**EXERCISE**
Scan the listing below and copy every line holding "Sale".

**MATERIAL FOR THIS TASK**
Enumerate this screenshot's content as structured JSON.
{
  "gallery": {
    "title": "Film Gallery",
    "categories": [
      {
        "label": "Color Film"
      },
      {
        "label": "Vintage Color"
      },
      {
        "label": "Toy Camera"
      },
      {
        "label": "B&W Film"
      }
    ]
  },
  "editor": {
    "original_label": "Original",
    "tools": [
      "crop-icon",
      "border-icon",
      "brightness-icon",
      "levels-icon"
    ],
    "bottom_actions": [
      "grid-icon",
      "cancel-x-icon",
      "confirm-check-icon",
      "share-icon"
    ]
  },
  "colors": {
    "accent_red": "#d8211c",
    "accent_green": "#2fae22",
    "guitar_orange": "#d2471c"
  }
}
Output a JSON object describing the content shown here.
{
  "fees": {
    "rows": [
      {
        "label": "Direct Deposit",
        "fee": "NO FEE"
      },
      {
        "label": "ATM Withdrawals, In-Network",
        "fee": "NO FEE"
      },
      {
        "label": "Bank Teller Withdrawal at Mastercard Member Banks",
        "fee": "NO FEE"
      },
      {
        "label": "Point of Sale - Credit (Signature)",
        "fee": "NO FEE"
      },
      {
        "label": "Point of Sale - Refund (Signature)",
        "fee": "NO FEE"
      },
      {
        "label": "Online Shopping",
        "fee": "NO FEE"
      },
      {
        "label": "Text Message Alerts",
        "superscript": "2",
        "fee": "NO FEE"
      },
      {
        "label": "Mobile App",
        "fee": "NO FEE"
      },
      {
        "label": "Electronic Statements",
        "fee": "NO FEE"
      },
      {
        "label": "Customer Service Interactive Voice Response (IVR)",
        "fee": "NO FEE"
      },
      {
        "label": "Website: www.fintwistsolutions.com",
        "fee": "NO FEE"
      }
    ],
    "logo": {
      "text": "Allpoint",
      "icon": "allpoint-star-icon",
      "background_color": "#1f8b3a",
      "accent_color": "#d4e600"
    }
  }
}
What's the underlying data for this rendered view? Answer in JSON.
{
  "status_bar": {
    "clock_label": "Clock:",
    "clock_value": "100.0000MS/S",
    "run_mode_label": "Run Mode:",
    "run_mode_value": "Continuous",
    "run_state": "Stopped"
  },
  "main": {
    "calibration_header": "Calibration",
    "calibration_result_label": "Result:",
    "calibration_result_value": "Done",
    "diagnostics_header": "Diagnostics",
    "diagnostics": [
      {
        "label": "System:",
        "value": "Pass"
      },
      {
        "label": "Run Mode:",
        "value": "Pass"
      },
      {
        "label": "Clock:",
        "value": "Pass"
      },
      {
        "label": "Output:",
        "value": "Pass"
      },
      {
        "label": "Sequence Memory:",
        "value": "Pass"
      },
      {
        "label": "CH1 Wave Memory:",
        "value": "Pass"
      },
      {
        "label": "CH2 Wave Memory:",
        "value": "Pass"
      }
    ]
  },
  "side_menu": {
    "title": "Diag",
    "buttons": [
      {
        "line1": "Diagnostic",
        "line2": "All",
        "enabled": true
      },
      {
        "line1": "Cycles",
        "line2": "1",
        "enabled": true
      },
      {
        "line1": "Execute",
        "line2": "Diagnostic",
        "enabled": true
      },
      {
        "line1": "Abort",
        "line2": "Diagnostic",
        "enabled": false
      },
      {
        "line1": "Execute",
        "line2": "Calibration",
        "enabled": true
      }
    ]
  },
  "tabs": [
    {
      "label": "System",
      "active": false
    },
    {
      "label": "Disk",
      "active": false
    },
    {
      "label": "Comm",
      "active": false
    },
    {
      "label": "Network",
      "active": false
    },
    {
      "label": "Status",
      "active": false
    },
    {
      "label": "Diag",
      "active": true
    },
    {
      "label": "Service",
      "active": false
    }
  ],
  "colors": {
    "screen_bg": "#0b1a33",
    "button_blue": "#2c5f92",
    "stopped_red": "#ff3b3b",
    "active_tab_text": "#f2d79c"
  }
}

---

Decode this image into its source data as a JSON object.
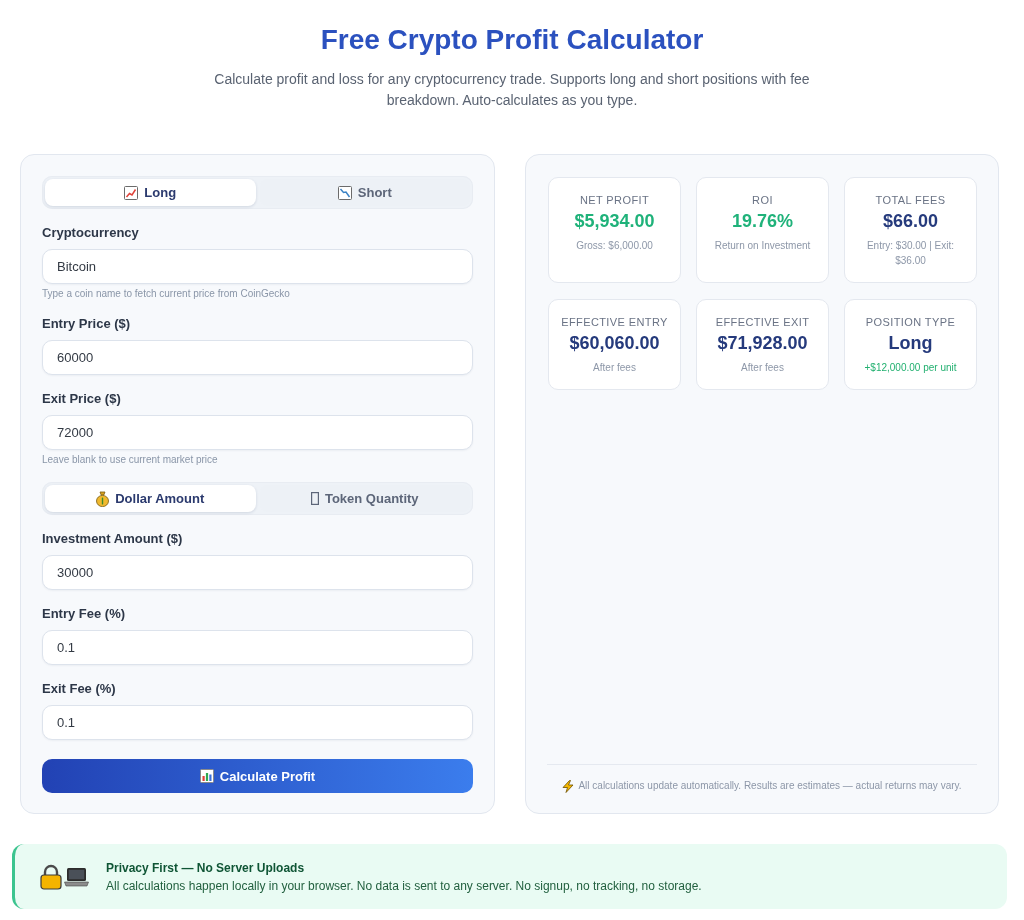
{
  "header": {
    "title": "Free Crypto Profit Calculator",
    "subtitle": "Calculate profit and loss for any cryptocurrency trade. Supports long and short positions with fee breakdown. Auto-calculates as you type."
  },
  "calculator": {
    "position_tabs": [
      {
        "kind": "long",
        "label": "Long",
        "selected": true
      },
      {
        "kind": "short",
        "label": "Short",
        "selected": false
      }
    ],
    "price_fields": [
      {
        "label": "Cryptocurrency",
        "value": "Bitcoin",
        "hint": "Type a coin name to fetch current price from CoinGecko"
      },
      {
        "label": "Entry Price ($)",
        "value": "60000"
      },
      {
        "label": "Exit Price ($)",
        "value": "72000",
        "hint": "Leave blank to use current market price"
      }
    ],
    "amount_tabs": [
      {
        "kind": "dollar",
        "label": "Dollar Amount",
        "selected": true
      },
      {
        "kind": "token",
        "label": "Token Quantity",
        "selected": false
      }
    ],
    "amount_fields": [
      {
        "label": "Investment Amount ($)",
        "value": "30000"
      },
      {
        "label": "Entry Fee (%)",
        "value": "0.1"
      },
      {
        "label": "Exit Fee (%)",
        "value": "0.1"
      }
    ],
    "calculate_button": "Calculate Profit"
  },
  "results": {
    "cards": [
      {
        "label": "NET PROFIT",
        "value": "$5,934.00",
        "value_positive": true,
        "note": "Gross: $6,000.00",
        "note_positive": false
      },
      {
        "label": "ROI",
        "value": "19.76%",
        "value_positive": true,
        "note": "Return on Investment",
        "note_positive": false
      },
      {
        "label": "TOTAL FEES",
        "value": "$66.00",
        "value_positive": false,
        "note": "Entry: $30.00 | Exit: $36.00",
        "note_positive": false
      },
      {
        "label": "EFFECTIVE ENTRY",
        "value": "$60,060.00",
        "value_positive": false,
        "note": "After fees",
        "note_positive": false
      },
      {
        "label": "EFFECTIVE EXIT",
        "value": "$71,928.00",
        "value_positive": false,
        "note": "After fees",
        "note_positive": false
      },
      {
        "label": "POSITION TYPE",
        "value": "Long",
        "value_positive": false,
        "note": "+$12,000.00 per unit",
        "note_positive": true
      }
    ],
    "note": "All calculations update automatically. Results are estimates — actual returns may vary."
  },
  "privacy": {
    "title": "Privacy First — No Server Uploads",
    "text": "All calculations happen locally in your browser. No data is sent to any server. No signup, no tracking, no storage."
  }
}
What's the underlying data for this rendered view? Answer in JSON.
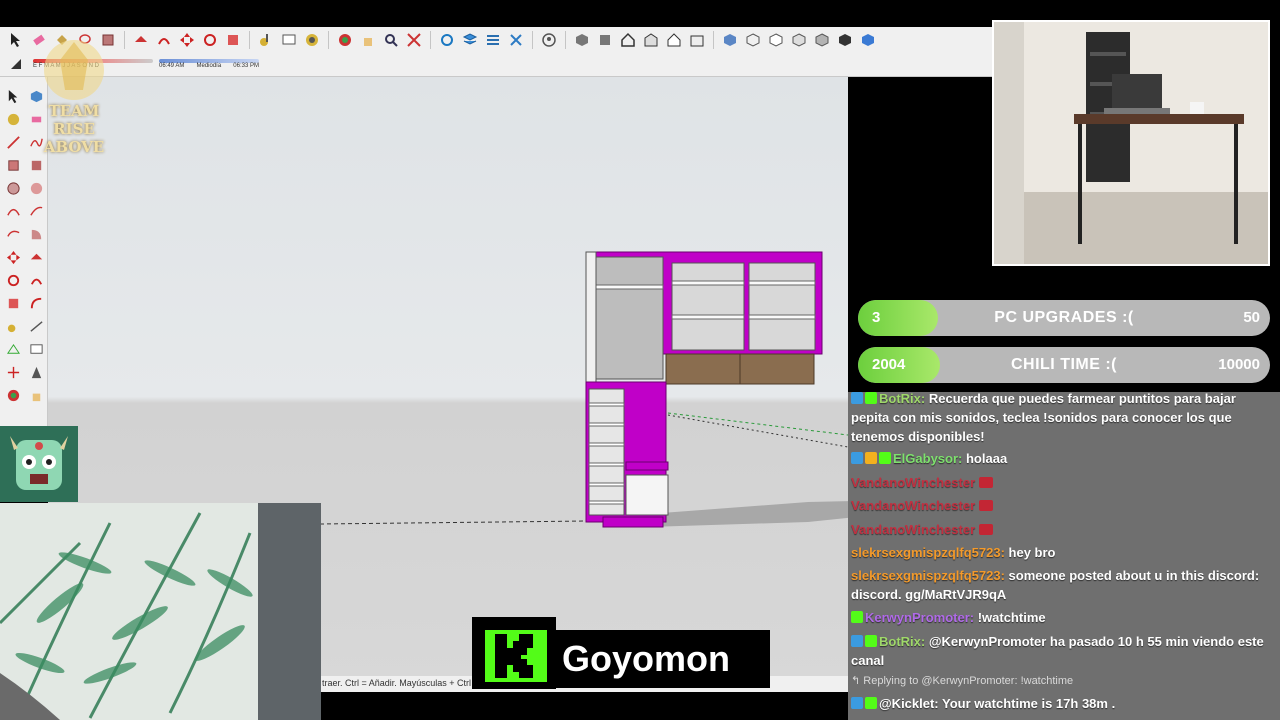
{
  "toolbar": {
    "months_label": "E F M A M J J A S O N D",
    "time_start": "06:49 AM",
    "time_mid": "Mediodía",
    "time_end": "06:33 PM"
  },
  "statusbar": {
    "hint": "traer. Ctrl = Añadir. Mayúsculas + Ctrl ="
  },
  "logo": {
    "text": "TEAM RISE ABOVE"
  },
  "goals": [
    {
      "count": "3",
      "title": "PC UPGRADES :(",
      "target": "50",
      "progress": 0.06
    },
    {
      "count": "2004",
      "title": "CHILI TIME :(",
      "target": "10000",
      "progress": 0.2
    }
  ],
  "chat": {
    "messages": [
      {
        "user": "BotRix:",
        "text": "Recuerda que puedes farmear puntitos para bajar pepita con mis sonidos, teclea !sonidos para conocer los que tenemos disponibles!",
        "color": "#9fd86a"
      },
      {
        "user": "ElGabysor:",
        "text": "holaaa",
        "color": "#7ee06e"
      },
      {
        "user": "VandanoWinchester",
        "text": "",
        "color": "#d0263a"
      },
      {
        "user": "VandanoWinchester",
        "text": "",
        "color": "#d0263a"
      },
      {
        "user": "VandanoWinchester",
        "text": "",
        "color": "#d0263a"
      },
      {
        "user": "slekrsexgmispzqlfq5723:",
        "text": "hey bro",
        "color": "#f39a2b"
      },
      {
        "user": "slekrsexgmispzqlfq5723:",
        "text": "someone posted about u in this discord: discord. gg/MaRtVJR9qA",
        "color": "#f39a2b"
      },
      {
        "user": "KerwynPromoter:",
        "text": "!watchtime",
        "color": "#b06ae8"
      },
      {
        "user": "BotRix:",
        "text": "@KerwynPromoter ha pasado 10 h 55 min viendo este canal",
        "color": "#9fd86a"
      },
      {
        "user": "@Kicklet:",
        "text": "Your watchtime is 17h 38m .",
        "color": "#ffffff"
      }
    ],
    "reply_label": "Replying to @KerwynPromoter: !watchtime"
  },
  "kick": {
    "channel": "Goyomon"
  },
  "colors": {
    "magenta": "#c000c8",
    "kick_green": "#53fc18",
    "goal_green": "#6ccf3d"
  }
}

* * *

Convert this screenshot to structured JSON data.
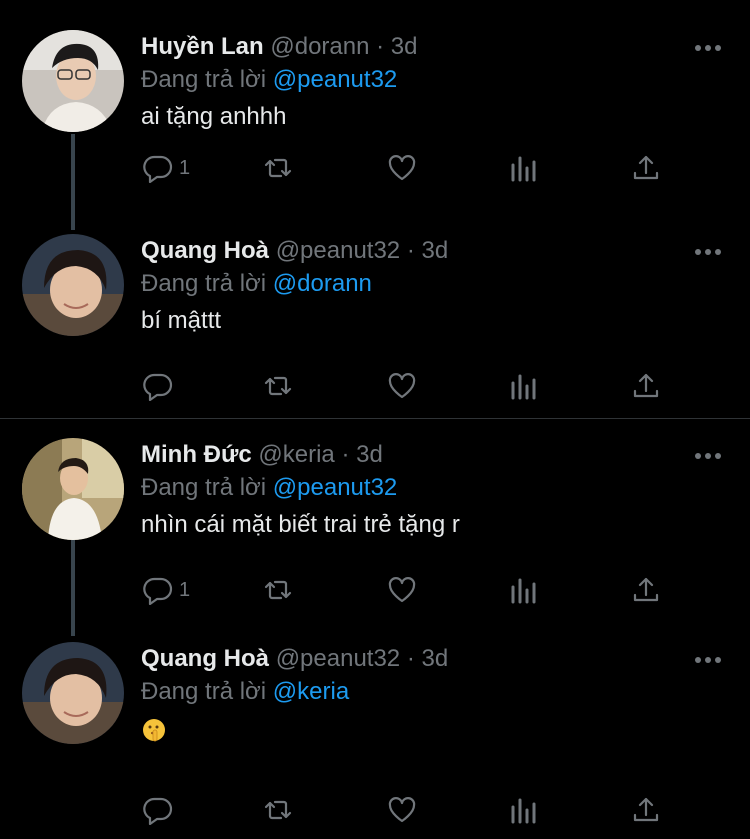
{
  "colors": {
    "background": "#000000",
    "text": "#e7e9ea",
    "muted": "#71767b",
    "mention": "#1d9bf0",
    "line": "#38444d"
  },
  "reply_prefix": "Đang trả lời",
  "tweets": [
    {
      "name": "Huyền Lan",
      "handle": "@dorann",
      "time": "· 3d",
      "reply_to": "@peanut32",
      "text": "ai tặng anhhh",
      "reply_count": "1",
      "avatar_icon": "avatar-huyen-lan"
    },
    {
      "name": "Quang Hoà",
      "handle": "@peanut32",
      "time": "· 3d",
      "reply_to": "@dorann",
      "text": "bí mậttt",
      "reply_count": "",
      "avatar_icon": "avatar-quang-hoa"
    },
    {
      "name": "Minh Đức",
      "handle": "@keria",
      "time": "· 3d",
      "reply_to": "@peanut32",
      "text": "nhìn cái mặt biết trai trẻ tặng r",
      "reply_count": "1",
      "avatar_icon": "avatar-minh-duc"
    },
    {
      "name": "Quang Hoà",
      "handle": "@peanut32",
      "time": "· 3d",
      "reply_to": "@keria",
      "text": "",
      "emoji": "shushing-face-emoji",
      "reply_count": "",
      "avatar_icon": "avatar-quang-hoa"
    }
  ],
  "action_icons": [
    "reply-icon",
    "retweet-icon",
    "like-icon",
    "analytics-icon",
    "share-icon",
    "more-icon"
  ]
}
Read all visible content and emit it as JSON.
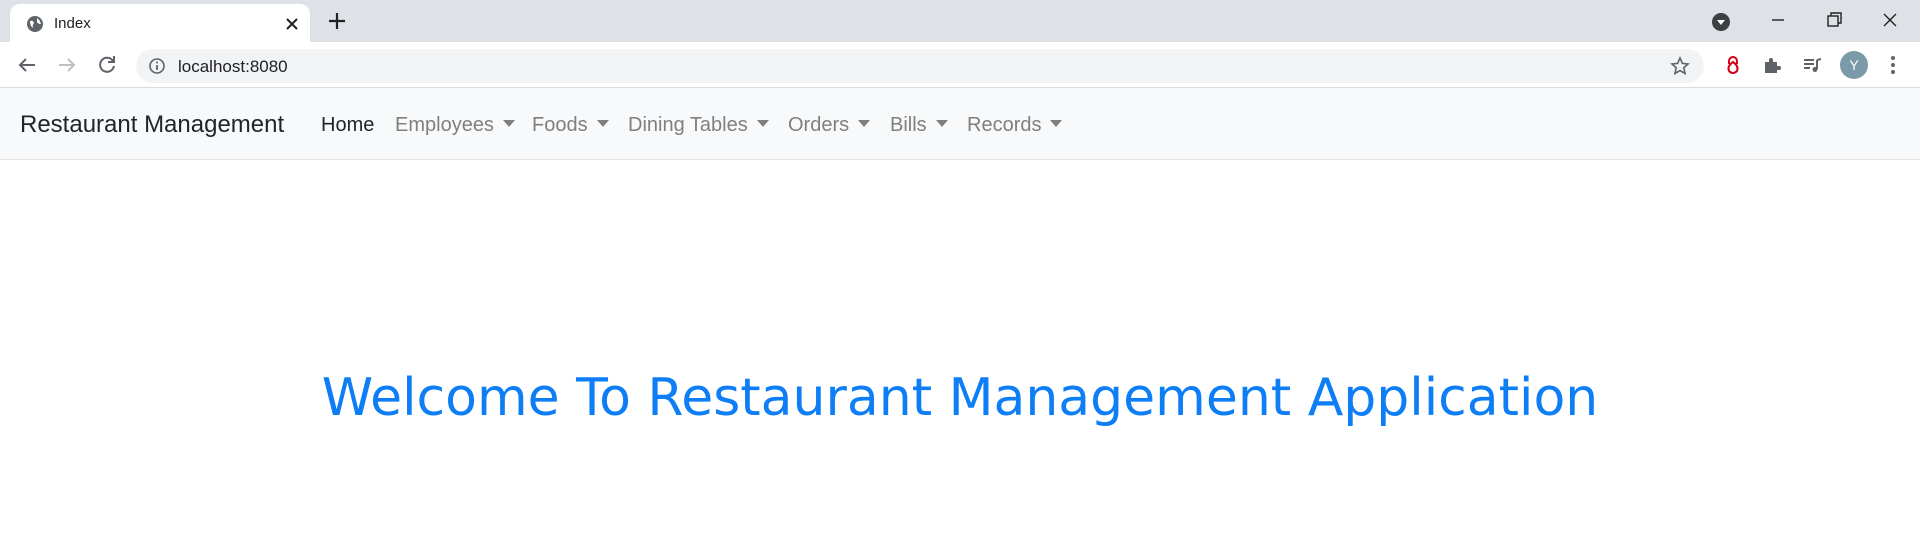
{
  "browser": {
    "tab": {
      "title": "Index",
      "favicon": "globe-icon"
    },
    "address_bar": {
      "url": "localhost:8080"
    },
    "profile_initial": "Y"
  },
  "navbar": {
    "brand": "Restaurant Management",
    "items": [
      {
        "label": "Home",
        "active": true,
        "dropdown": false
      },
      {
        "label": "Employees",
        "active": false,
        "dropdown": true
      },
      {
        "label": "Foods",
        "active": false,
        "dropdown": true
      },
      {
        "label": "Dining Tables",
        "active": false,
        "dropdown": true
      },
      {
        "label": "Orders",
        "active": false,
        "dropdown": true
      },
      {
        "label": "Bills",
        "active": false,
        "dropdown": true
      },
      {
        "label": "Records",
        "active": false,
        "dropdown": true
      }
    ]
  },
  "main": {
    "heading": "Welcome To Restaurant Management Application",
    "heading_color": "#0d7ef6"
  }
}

**SOLUTION TO THE PROBLEM**
        "label": "Point of Sale - Credit (Signature)",
        "label": "Point of Sale - Refund (Signature)",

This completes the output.